Dataset entries:
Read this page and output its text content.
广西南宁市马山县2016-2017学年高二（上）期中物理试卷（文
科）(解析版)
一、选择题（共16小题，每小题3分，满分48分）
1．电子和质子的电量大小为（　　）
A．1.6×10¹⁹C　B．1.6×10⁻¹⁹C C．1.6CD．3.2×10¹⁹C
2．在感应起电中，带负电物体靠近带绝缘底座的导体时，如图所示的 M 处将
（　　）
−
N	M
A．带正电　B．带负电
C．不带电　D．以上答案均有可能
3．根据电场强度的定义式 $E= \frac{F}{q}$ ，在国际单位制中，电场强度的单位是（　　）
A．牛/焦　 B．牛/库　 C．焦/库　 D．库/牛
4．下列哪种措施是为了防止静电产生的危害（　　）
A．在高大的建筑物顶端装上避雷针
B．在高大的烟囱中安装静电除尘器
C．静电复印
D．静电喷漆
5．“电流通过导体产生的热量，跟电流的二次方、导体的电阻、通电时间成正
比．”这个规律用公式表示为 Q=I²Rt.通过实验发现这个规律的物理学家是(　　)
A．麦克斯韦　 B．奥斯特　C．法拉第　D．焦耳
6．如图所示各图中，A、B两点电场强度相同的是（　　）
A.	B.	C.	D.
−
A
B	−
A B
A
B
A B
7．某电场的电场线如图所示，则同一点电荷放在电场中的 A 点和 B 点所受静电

INSTRUCTIONS TO FOLLOW: All of the material must be reproduced exactly.

REPLY TO THE EXERCISE:
Read this page and output its text content.
广西南宁市马山县2016-2017学年高二（上）期中物理试卷（文
科）(解析版)
一、选择题（共16小题，每小题3分，满分48分）
1．电子和质子的电量大小为（　　）
A．1.6×10¹⁹C　B．1.6×10⁻¹⁹C C．1.6CD．3.2×10¹⁹C
2．在感应起电中，带负电物体靠近带绝缘底座的导体时，如图所示的 M 处将
（　　）
−
N	M
A．带正电　B．带负电
C．不带电　D．以上答案均有可能
3．根据电场强度的定义式 $E= \frac{F}{q}$ ，在国际单位制中，电场强度的单位是（　　）
A．牛/焦　 B．牛/库　 C．焦/库　 D．库/牛
4．下列哪种措施是为了防止静电产生的危害（　　）
A．在高大的建筑物顶端装上避雷针
B．在高大的烟囱中安装静电除尘器
C．静电复印
D．静电喷漆
5．“电流通过导体产生的热量，跟电流的二次方、导体的电阻、通电时间成正
比．”这个规律用公式表示为 Q=I²Rt.通过实验发现这个规律的物理学家是(　　)
A．麦克斯韦　 B．奥斯特　C．法拉第　D．焦耳
6．如图所示各图中，A、B两点电场强度相同的是（　　）
A.	B.	C.	D.
−
A
B	−
A B
A
B
A B
7．某电场的电场线如图所示，则同一点电荷放在电场中的 A 点和 B 点所受静电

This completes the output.